Exercise instructions =>
Assemble all lines in which the string "video" appears.

Entries provided =>
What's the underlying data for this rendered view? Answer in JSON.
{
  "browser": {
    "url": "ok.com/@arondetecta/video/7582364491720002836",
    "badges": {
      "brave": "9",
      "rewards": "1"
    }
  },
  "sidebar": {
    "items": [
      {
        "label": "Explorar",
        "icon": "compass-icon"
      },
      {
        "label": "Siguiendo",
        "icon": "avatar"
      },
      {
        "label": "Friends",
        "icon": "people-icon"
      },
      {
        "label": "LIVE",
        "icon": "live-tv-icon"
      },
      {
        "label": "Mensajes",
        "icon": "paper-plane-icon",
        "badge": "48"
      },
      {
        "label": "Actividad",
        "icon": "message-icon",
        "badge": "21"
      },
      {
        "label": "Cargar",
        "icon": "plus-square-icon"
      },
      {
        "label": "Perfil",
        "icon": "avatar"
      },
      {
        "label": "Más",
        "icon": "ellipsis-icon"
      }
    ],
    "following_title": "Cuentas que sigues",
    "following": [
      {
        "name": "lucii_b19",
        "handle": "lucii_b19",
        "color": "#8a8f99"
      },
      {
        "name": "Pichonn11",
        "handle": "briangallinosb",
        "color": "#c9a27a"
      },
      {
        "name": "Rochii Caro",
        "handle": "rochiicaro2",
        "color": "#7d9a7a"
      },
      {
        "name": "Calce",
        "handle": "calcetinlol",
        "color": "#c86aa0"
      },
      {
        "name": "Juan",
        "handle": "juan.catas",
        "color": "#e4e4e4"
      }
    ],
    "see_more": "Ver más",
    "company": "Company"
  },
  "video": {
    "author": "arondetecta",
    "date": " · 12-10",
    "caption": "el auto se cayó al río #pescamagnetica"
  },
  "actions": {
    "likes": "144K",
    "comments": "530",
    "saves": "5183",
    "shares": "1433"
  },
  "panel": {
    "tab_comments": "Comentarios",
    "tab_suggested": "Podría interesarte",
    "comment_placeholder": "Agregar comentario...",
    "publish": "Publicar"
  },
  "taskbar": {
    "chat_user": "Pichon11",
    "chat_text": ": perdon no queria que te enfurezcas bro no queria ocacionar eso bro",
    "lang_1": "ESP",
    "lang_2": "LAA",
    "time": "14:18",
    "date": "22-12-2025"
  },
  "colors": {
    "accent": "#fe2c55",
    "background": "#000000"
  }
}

Right answer =>
    "url": "ok.com/@arondetecta/video/7582364491720002836",
  "video": {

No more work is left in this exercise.